### What the exercise asks
Restate the records that follow word for word; no pictures should appear.

### Dataset records on visual material
--- --- ---
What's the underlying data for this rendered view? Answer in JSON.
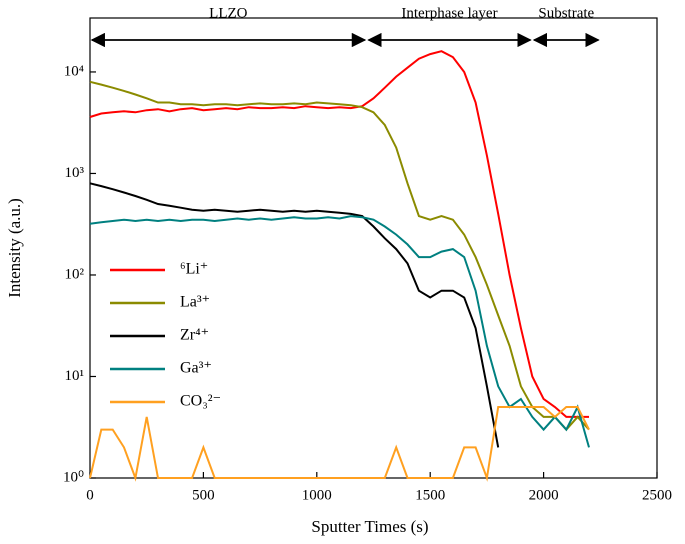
{
  "chart_data": {
    "type": "line",
    "xlabel": "Sputter Times (s)",
    "ylabel": "Intensity (a.u.)",
    "log_y": true,
    "legend": "center left",
    "xlim": [
      0,
      2500
    ],
    "ylim": [
      1,
      34000
    ],
    "xticks": [
      0,
      500,
      1000,
      1500,
      2000,
      2500
    ],
    "yticks": [
      {
        "value": 1,
        "label": "10⁰"
      },
      {
        "value": 10,
        "label": "10¹"
      },
      {
        "value": 100,
        "label": "10²"
      },
      {
        "value": 1000,
        "label": "10³"
      },
      {
        "value": 10000,
        "label": "10⁴"
      }
    ],
    "annotations": [
      {
        "text": "LLZO",
        "x": [
          0,
          1220
        ]
      },
      {
        "text": "Interphase layer",
        "x": [
          1220,
          1950
        ]
      },
      {
        "text": "Substrate",
        "x": [
          1950,
          2250
        ]
      }
    ],
    "x": [
      0,
      50,
      100,
      150,
      200,
      250,
      300,
      350,
      400,
      450,
      500,
      550,
      600,
      650,
      700,
      750,
      800,
      850,
      900,
      950,
      1000,
      1050,
      1100,
      1150,
      1200,
      1250,
      1300,
      1350,
      1400,
      1450,
      1500,
      1550,
      1600,
      1650,
      1700,
      1750,
      1800,
      1850,
      1900,
      1950,
      2000,
      2050,
      2100,
      2150,
      2200
    ],
    "series": [
      {
        "name": "⁶Li⁺",
        "color": "#ff0000",
        "values": [
          3600,
          3900,
          4000,
          4100,
          4000,
          4200,
          4300,
          4100,
          4300,
          4400,
          4200,
          4300,
          4400,
          4300,
          4500,
          4400,
          4400,
          4500,
          4400,
          4600,
          4500,
          4400,
          4500,
          4400,
          4600,
          5500,
          7000,
          9000,
          11000,
          13500,
          15000,
          16000,
          14000,
          10000,
          5000,
          1500,
          400,
          100,
          30,
          10,
          6,
          5,
          4,
          4,
          4
        ]
      },
      {
        "name": "La³⁺",
        "color": "#8b8b00",
        "values": [
          8000,
          7500,
          7000,
          6500,
          6000,
          5500,
          5000,
          5000,
          4800,
          4800,
          4700,
          4800,
          4800,
          4700,
          4800,
          4900,
          4800,
          4800,
          4900,
          4800,
          5000,
          4900,
          4800,
          4700,
          4500,
          4000,
          3000,
          1800,
          800,
          380,
          350,
          380,
          350,
          250,
          150,
          80,
          40,
          20,
          8,
          5,
          4,
          4,
          3,
          4,
          3
        ]
      },
      {
        "name": "Zr⁴⁺",
        "color": "#000000",
        "values": [
          800,
          750,
          700,
          650,
          600,
          550,
          500,
          480,
          460,
          440,
          430,
          440,
          430,
          420,
          430,
          440,
          430,
          420,
          430,
          420,
          430,
          420,
          410,
          400,
          380,
          300,
          230,
          180,
          130,
          70,
          60,
          70,
          70,
          60,
          30,
          8,
          2,
          null,
          null,
          null,
          null,
          null,
          null,
          null,
          null
        ]
      },
      {
        "name": "Ga³⁺",
        "color": "#008080",
        "values": [
          320,
          330,
          340,
          350,
          340,
          350,
          340,
          350,
          340,
          350,
          350,
          340,
          350,
          360,
          350,
          360,
          350,
          360,
          370,
          360,
          360,
          370,
          360,
          380,
          370,
          350,
          300,
          250,
          200,
          150,
          150,
          170,
          180,
          150,
          70,
          20,
          8,
          5,
          6,
          4,
          3,
          4,
          3,
          5,
          2
        ]
      },
      {
        "name": "CO₃²⁻",
        "color": "#ffa020",
        "values": [
          1,
          3,
          3,
          2,
          1,
          4,
          1,
          1,
          1,
          1,
          2,
          1,
          1,
          1,
          1,
          1,
          1,
          1,
          1,
          1,
          1,
          1,
          1,
          1,
          1,
          1,
          1,
          2,
          1,
          1,
          1,
          1,
          1,
          2,
          2,
          1,
          5,
          5,
          5,
          5,
          5,
          4,
          5,
          5,
          3
        ]
      }
    ]
  }
}
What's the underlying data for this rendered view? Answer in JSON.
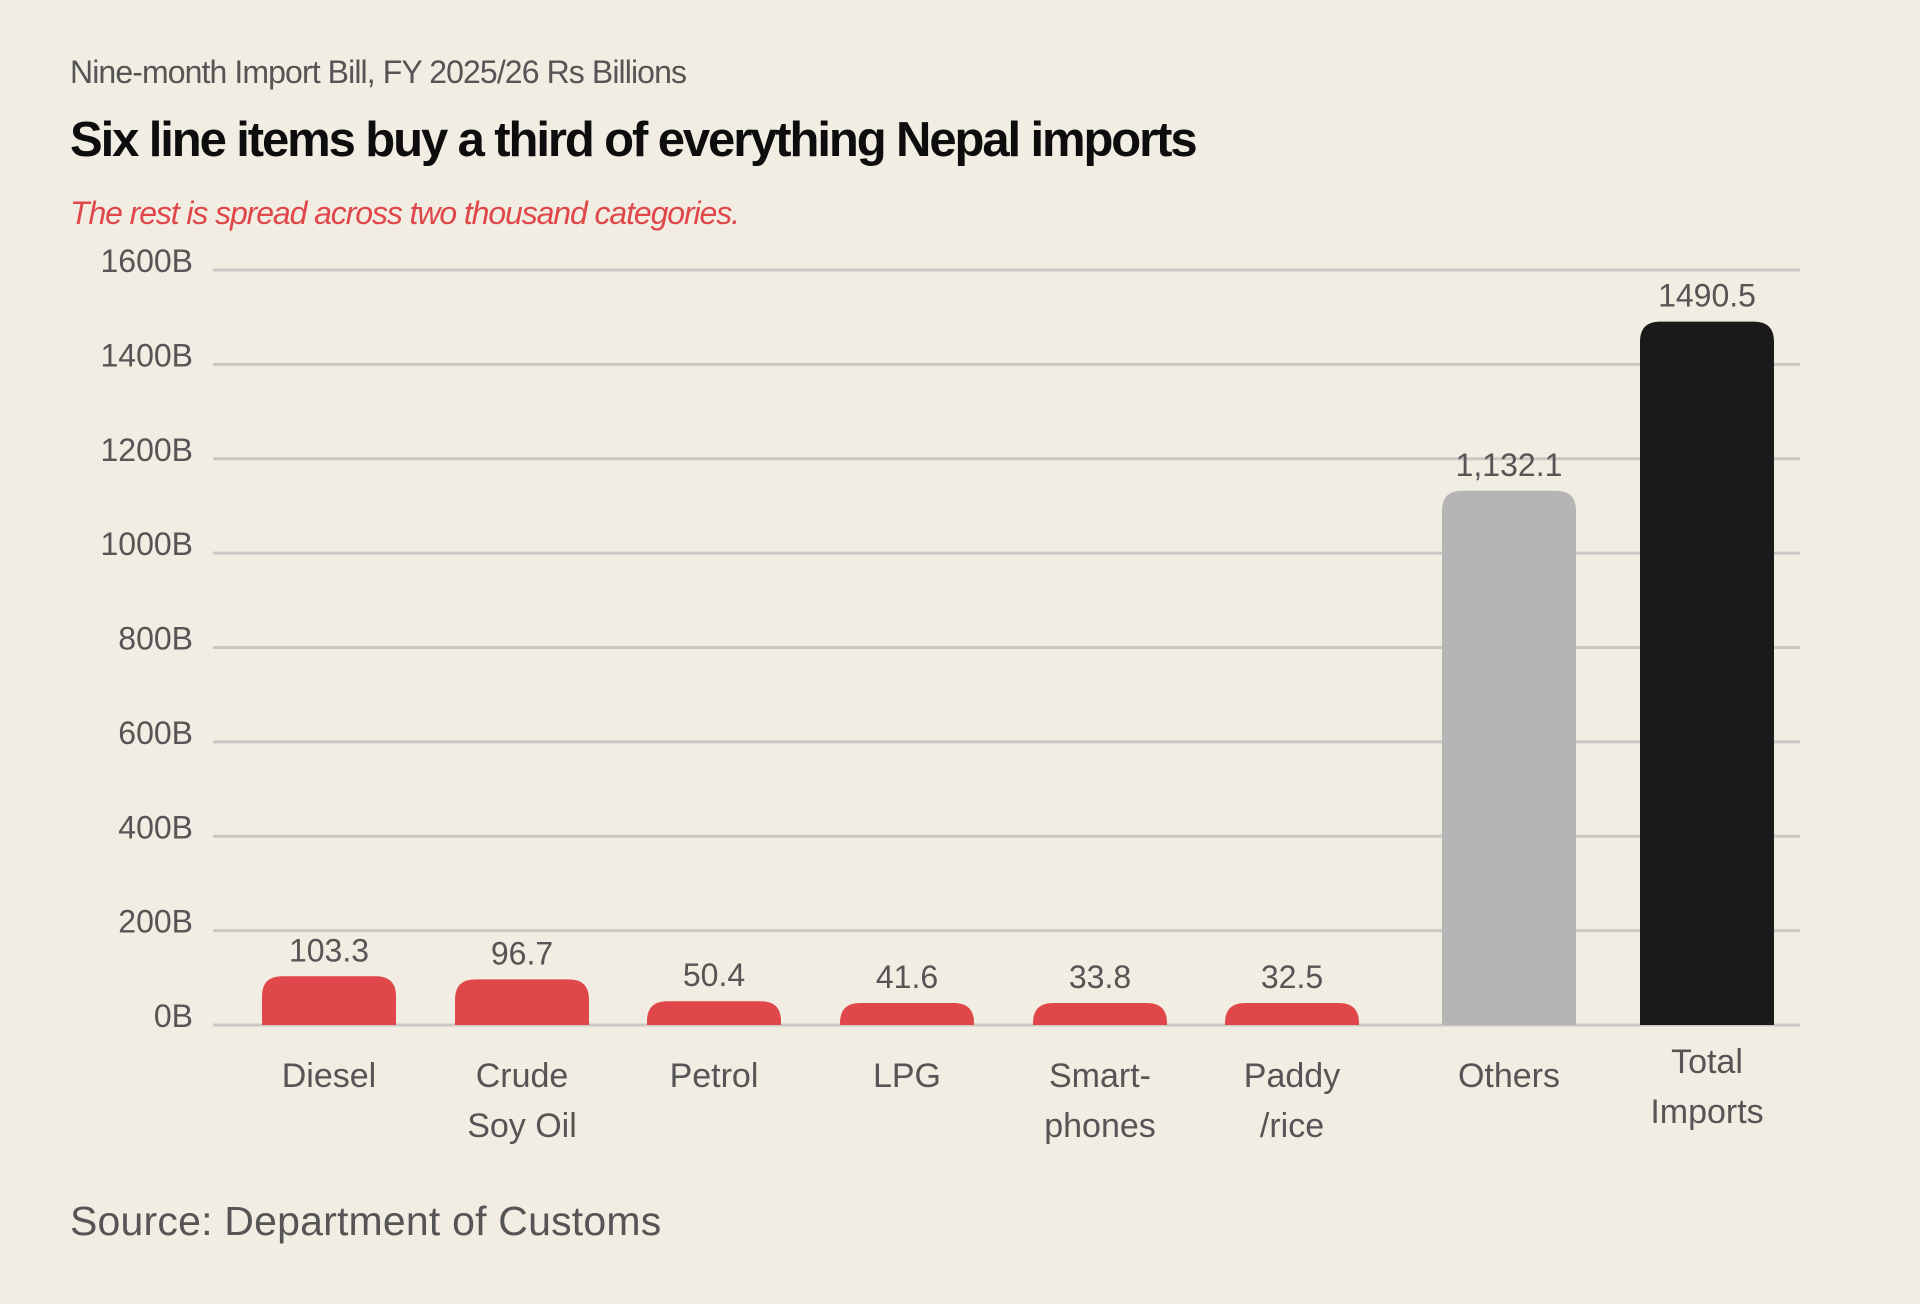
{
  "header": {
    "kicker": "Nine-month Import Bill, FY 2025/26 Rs Billions",
    "title": "Six line items buy a third of everything Nepal imports",
    "tagline": "The rest is spread across two thousand categories."
  },
  "footer": {
    "source": "Source: Department of Customs"
  },
  "colors": {
    "background": "#f1ede3",
    "highlight": "#e0474a",
    "others": "#b5b5b5",
    "total": "#1a1a1a",
    "gridline": "#ccc6c4",
    "text": "#555555"
  },
  "chart_data": {
    "type": "bar",
    "title": "Six line items buy a third of everything Nepal imports",
    "subtitle": "The rest is spread across two thousand categories.",
    "unit_label": "Nine-month Import Bill, FY 2025/26 Rs Billions",
    "xlabel": "",
    "ylabel": "",
    "ylim": [
      0,
      1600
    ],
    "grid": true,
    "legend": "none",
    "yticks": [
      {
        "value": 1600,
        "label": "1600B"
      },
      {
        "value": 1400,
        "label": "1400B"
      },
      {
        "value": 1200,
        "label": "1200B"
      },
      {
        "value": 1000,
        "label": "1000B"
      },
      {
        "value": 800,
        "label": "800B"
      },
      {
        "value": 600,
        "label": "600B"
      },
      {
        "value": 400,
        "label": "400B"
      },
      {
        "value": 200,
        "label": "200B"
      },
      {
        "value": 0,
        "label": "0B"
      }
    ],
    "categories": [
      {
        "lines": [
          "Diesel"
        ],
        "value": 103.3,
        "label": "103.3",
        "group": "highlight"
      },
      {
        "lines": [
          "Crude",
          "Soy Oil"
        ],
        "value": 96.7,
        "label": "96.7",
        "group": "highlight"
      },
      {
        "lines": [
          "Petrol"
        ],
        "value": 50.4,
        "label": "50.4",
        "group": "highlight"
      },
      {
        "lines": [
          "LPG"
        ],
        "value": 41.6,
        "label": "41.6",
        "group": "highlight"
      },
      {
        "lines": [
          "Smart-",
          "phones"
        ],
        "value": 33.8,
        "label": "33.8",
        "group": "highlight"
      },
      {
        "lines": [
          "Paddy",
          "/rice"
        ],
        "value": 32.5,
        "label": "32.5",
        "group": "highlight"
      },
      {
        "lines": [
          "Others"
        ],
        "value": 1132.1,
        "label": "1,132.1",
        "group": "others"
      },
      {
        "lines": [
          "Total",
          "Imports"
        ],
        "value": 1490.5,
        "label": "1490.5",
        "group": "total"
      }
    ]
  }
}
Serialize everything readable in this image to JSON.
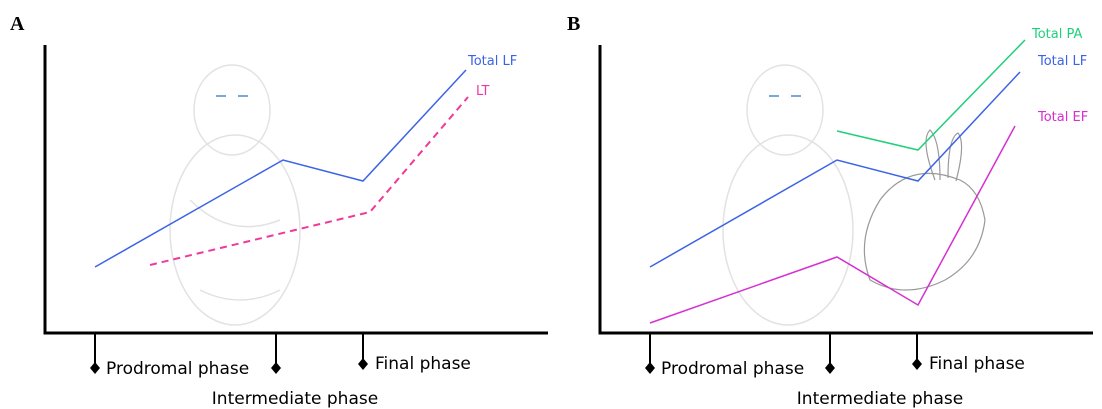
{
  "panels": [
    {
      "label": "A",
      "lines": [
        "Total LF",
        "LT"
      ],
      "phases": [
        "Prodromal phase",
        "Final phase",
        "Intermediate phase"
      ]
    },
    {
      "label": "B",
      "lines": [
        "Total PA",
        "Total LF",
        "Total EF"
      ],
      "phases": [
        "Prodromal phase",
        "Final phase",
        "Intermediate phase"
      ]
    }
  ]
}
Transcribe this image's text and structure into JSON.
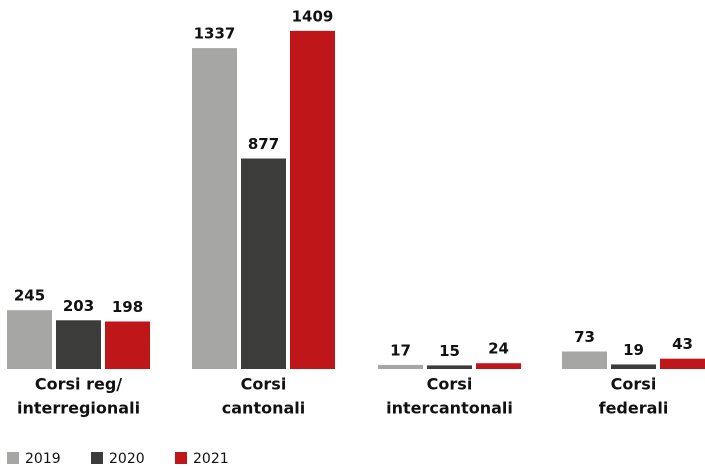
--- --- ---
### Solution
What's the underlying data for this rendered view? Answer in JSON.
{
  "chart_data": {
    "type": "line",
    "xlabel": "Sputter Times (s)",
    "ylabel": "Intensity (a.u.)",
    "log_y": true,
    "legend": "center left",
    "xlim": [
      0,
      2500
    ],
    "ylim": [
      1,
      34000
    ],
    "xticks": [
      0,
      500,
      1000,
      1500,
      2000,
      2500
    ],
    "yticks": [
      {
        "value": 1,
        "label": "10⁰"
      },
      {
        "value": 10,
        "label": "10¹"
      },
      {
        "value": 100,
        "label": "10²"
      },
      {
        "value": 1000,
        "label": "10³"
      },
      {
        "value": 10000,
        "label": "10⁴"
      }
    ],
    "annotations": [
      {
        "text": "LLZO",
        "x": [
          0,
          1220
        ]
      },
      {
        "text": "Interphase layer",
        "x": [
          1220,
          1950
        ]
      },
      {
        "text": "Substrate",
        "x": [
          1950,
          2250
        ]
      }
    ],
    "x": [
      0,
      50,
      100,
      150,
      200,
      250,
      300,
      350,
      400,
      450,
      500,
      550,
      600,
      650,
      700,
      750,
      800,
      850,
      900,
      950,
      1000,
      1050,
      1100,
      1150,
      1200,
      1250,
      1300,
      1350,
      1400,
      1450,
      1500,
      1550,
      1600,
      1650,
      1700,
      1750,
      1800,
      1850,
      1900,
      1950,
      2000,
      2050,
      2100,
      2150,
      2200
    ],
    "series": [
      {
        "name": "⁶Li⁺",
        "color": "#ff0000",
        "values": [
          3600,
          3900,
          4000,
          4100,
          4000,
          4200,
          4300,
          4100,
          4300,
          4400,
          4200,
          4300,
          4400,
          4300,
          4500,
          4400,
          4400,
          4500,
          4400,
          4600,
          4500,
          4400,
          4500,
          4400,
          4600,
          5500,
          7000,
          9000,
          11000,
          13500,
          15000,
          16000,
          14000,
          10000,
          5000,
          1500,
          400,
          100,
          30,
          10,
          6,
          5,
          4,
          4,
          4
        ]
      },
      {
        "name": "La³⁺",
        "color": "#8b8b00",
        "values": [
          8000,
          7500,
          7000,
          6500,
          6000,
          5500,
          5000,
          5000,
          4800,
          4800,
          4700,
          4800,
          4800,
          4700,
          4800,
          4900,
          4800,
          4800,
          4900,
          4800,
          5000,
          4900,
          4800,
          4700,
          4500,
          4000,
          3000,
          1800,
          800,
          380,
          350,
          380,
          350,
          250,
          150,
          80,
          40,
          20,
          8,
          5,
          4,
          4,
          3,
          4,
          3
        ]
      },
      {
        "name": "Zr⁴⁺",
        "color": "#000000",
        "values": [
          800,
          750,
          700,
          650,
          600,
          550,
          500,
          480,
          460,
          440,
          430,
          440,
          430,
          420,
          430,
          440,
          430,
          420,
          430,
          420,
          430,
          420,
          410,
          400,
          380,
          300,
          230,
          180,
          130,
          70,
          60,
          70,
          70,
          60,
          30,
          8,
          2,
          null,
          null,
          null,
          null,
          null,
          null,
          null,
          null
        ]
      },
      {
        "name": "Ga³⁺",
        "color": "#008080",
        "values": [
          320,
          330,
          340,
          350,
          340,
          350,
          340,
          350,
          340,
          350,
          350,
          340,
          350,
          360,
          350,
          360,
          350,
          360,
          370,
          360,
          360,
          370,
          360,
          380,
          370,
          350,
          300,
          250,
          200,
          150,
          150,
          170,
          180,
          150,
          70,
          20,
          8,
          5,
          6,
          4,
          3,
          4,
          3,
          5,
          2
        ]
      },
      {
        "name": "CO₃²⁻",
        "color": "#ffa020",
        "values": [
          1,
          3,
          3,
          2,
          1,
          4,
          1,
          1,
          1,
          1,
          2,
          1,
          1,
          1,
          1,
          1,
          1,
          1,
          1,
          1,
          1,
          1,
          1,
          1,
          1,
          1,
          1,
          2,
          1,
          1,
          1,
          1,
          1,
          2,
          2,
          1,
          5,
          5,
          5,
          5,
          5,
          4,
          5,
          5,
          3
        ]
      }
    ]
  }
}
What's the underlying data for this rendered view? Answer in JSON.
{
  "header": {
    "kicker": "Nine-month Import Bill, FY 2025/26 Rs Billions",
    "title": "Six line items buy a third of everything Nepal imports",
    "tagline": "The rest is spread across two thousand categories."
  },
  "footer": {
    "source": "Source: Department of Customs"
  },
  "colors": {
    "background": "#f1ede3",
    "highlight": "#e0474a",
    "others": "#b5b5b5",
    "total": "#1a1a1a",
    "gridline": "#ccc6c4",
    "text": "#555555"
  },
  "chart_data": {
    "type": "bar",
    "title": "Six line items buy a third of everything Nepal imports",
    "subtitle": "The rest is spread across two thousand categories.",
    "unit_label": "Nine-month Import Bill, FY 2025/26 Rs Billions",
    "xlabel": "",
    "ylabel": "",
    "ylim": [
      0,
      1600
    ],
    "grid": true,
    "legend": "none",
    "yticks": [
      {
        "value": 1600,
        "label": "1600B"
      },
      {
        "value": 1400,
        "label": "1400B"
      },
      {
        "value": 1200,
        "label": "1200B"
      },
      {
        "value": 1000,
        "label": "1000B"
      },
      {
        "value": 800,
        "label": "800B"
      },
      {
        "value": 600,
        "label": "600B"
      },
      {
        "value": 400,
        "label": "400B"
      },
      {
        "value": 200,
        "label": "200B"
      },
      {
        "value": 0,
        "label": "0B"
      }
    ],
    "categories": [
      {
        "lines": [
          "Diesel"
        ],
        "value": 103.3,
        "label": "103.3",
        "group": "highlight"
      },
      {
        "lines": [
          "Crude",
          "Soy Oil"
        ],
        "value": 96.7,
        "label": "96.7",
        "group": "highlight"
      },
      {
        "lines": [
          "Petrol"
        ],
        "value": 50.4,
        "label": "50.4",
        "group": "highlight"
      },
      {
        "lines": [
          "LPG"
        ],
        "value": 41.6,
        "label": "41.6",
        "group": "highlight"
      },
      {
        "lines": [
          "Smart-",
          "phones"
        ],
        "value": 33.8,
        "label": "33.8",
        "group": "highlight"
      },
      {
        "lines": [
          "Paddy",
          "/rice"
        ],
        "value": 32.5,
        "label": "32.5",
        "group": "highlight"
      },
      {
        "lines": [
          "Others"
        ],
        "value": 1132.1,
        "label": "1,132.1",
        "group": "others"
      },
      {
        "lines": [
          "Total",
          "Imports"
        ],
        "value": 1490.5,
        "label": "1490.5",
        "group": "total"
      }
    ]
  }
}
Serialize everything readable in this image to JSON.
{
  "panels": [
    {
      "label": "A",
      "lines": [
        "Total LF",
        "LT"
      ],
      "phases": [
        "Prodromal phase",
        "Final phase",
        "Intermediate phase"
      ]
    },
    {
      "label": "B",
      "lines": [
        "Total PA",
        "Total LF",
        "Total EF"
      ],
      "phases": [
        "Prodromal phase",
        "Final phase",
        "Intermediate phase"
      ]
    }
  ]
}
Transcribe this image's text and structure into JSON.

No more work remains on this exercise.